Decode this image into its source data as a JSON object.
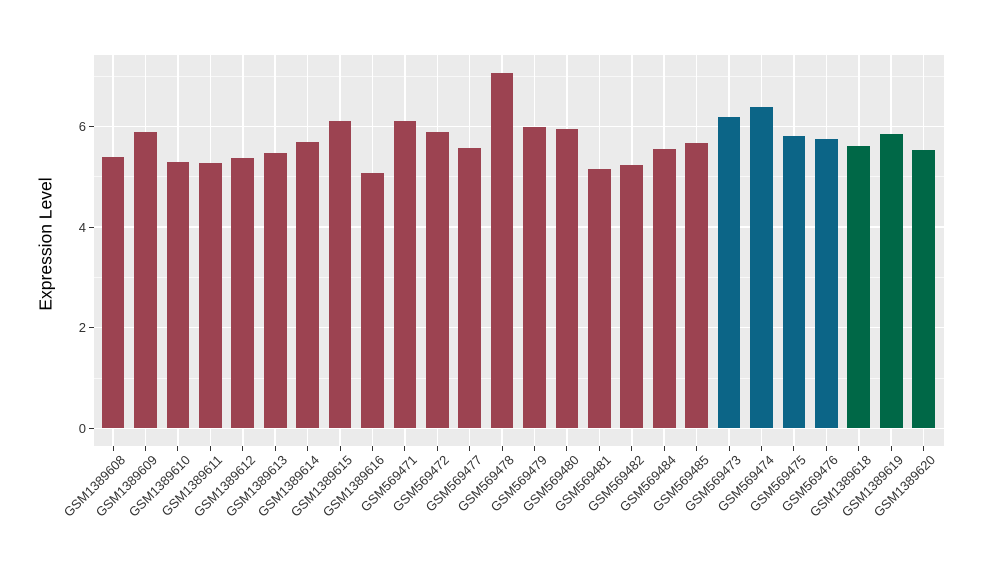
{
  "chart_data": {
    "type": "bar",
    "title": "",
    "xlabel": "",
    "ylabel": "Expression Level",
    "ylim": [
      -0.37,
      7.4
    ],
    "yticks": [
      0,
      2,
      4,
      6
    ],
    "yminor": [
      1,
      3,
      5,
      7
    ],
    "grid": "on",
    "legend": "none",
    "panel_bg": "#EBEBEB",
    "grid_color": "#FFFFFF",
    "categories": [
      "GSM1389608",
      "GSM1389609",
      "GSM1389610",
      "GSM1389611",
      "GSM1389612",
      "GSM1389613",
      "GSM1389614",
      "GSM1389615",
      "GSM1389616",
      "GSM569471",
      "GSM569472",
      "GSM569477",
      "GSM569478",
      "GSM569479",
      "GSM569480",
      "GSM569481",
      "GSM569482",
      "GSM569484",
      "GSM569485",
      "GSM569473",
      "GSM569474",
      "GSM569475",
      "GSM569476",
      "GSM1389618",
      "GSM1389619",
      "GSM1389620"
    ],
    "values": [
      5.4,
      5.9,
      5.29,
      5.27,
      5.38,
      5.48,
      5.69,
      6.1,
      5.07,
      6.1,
      5.9,
      5.58,
      7.06,
      6.0,
      5.95,
      5.16,
      5.23,
      5.56,
      5.68,
      6.18,
      6.38,
      5.81,
      5.76,
      5.61,
      5.85,
      5.53
    ],
    "bar_groups": [
      0,
      0,
      0,
      0,
      0,
      0,
      0,
      0,
      0,
      0,
      0,
      0,
      0,
      0,
      0,
      0,
      0,
      0,
      0,
      1,
      1,
      1,
      1,
      2,
      2,
      2
    ],
    "group_colors": [
      "#9C4351",
      "#0C6587",
      "#006847"
    ]
  }
}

# # #

Job
Repeat every record above exactly, but leave out any pictures.

Written answer
Decode this image into its source data as a JSON object.
{
  "chart_data": {
    "type": "bar",
    "title": "",
    "xlabel": "",
    "ylabel": "Expression Level",
    "ylim": [
      -0.37,
      7.4
    ],
    "yticks": [
      0,
      2,
      4,
      6
    ],
    "yminor": [
      1,
      3,
      5,
      7
    ],
    "grid": "on",
    "legend": "none",
    "panel_bg": "#EBEBEB",
    "grid_color": "#FFFFFF",
    "categories": [
      "GSM1389608",
      "GSM1389609",
      "GSM1389610",
      "GSM1389611",
      "GSM1389612",
      "GSM1389613",
      "GSM1389614",
      "GSM1389615",
      "GSM1389616",
      "GSM569471",
      "GSM569472",
      "GSM569477",
      "GSM569478",
      "GSM569479",
      "GSM569480",
      "GSM569481",
      "GSM569482",
      "GSM569484",
      "GSM569485",
      "GSM569473",
      "GSM569474",
      "GSM569475",
      "GSM569476",
      "GSM1389618",
      "GSM1389619",
      "GSM1389620"
    ],
    "values": [
      5.4,
      5.9,
      5.29,
      5.27,
      5.38,
      5.48,
      5.69,
      6.1,
      5.07,
      6.1,
      5.9,
      5.58,
      7.06,
      6.0,
      5.95,
      5.16,
      5.23,
      5.56,
      5.68,
      6.18,
      6.38,
      5.81,
      5.76,
      5.61,
      5.85,
      5.53
    ],
    "bar_groups": [
      0,
      0,
      0,
      0,
      0,
      0,
      0,
      0,
      0,
      0,
      0,
      0,
      0,
      0,
      0,
      0,
      0,
      0,
      0,
      1,
      1,
      1,
      1,
      2,
      2,
      2
    ],
    "group_colors": [
      "#9C4351",
      "#0C6587",
      "#006847"
    ]
  }
}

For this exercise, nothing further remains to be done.